REQUIREMENTS: Filter for the word "ремонт" and keep each matching line.

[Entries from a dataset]

## Begin

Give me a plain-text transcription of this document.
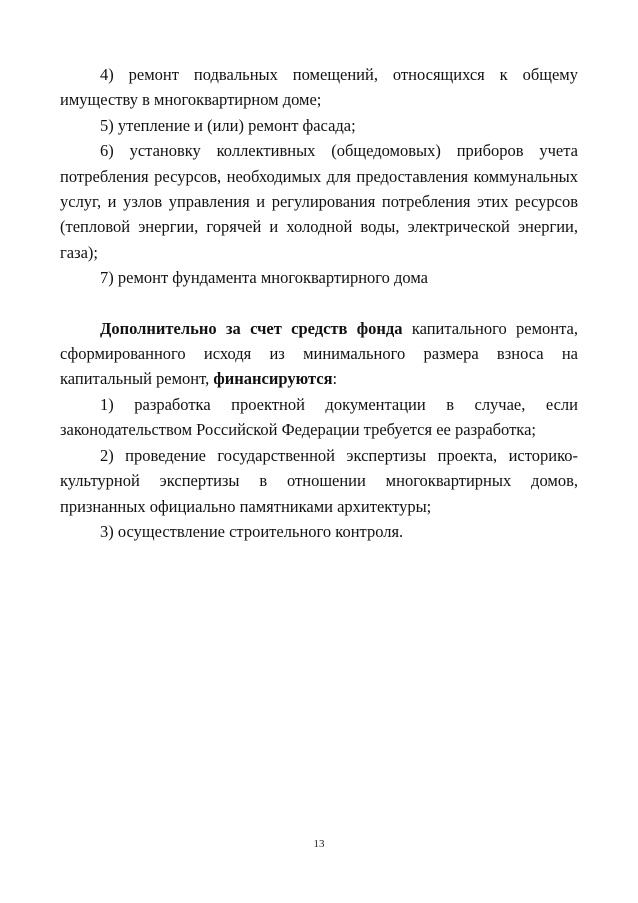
4) ремонт подвальных помещений, относящихся к общему имуществу в многоквартирном доме;

5) утепление и (или) ремонт фасада;

6) установку коллективных (общедомовых) приборов учета потребления ресурсов, необходимых для предоставления коммунальных услуг, и узлов управления и регулирования потребления этих ресурсов (тепловой энергии, горячей и холодной воды, электрической энергии, газа);

7) ремонт фундамента многоквартирного дома

Дополнительно за счет средств фонда капитального ремонта, сформированного исходя из минимального размера взноса на капитальный ремонт, финансируются:

1) разработка проектной документации в случае, если законодательством Российской Федерации требуется ее разработка;

2) проведение государственной экспертизы проекта, историко-культурной экспертизы в отношении многоквартирных домов, признанных официально памятниками архитектуры;

3) осуществление строительного контроля.

13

## End

RESULT:
4) ремонт подвальных помещений, относящихся к общему имуществу в многоквартирном доме;
5) утепление и (или) ремонт фасада;
7) ремонт фундамента многоквартирного дома
Дополнительно за счет средств фонда капитального ремонта, сформированного исходя из минимального размера взноса на капитальный ремонт, финансируются:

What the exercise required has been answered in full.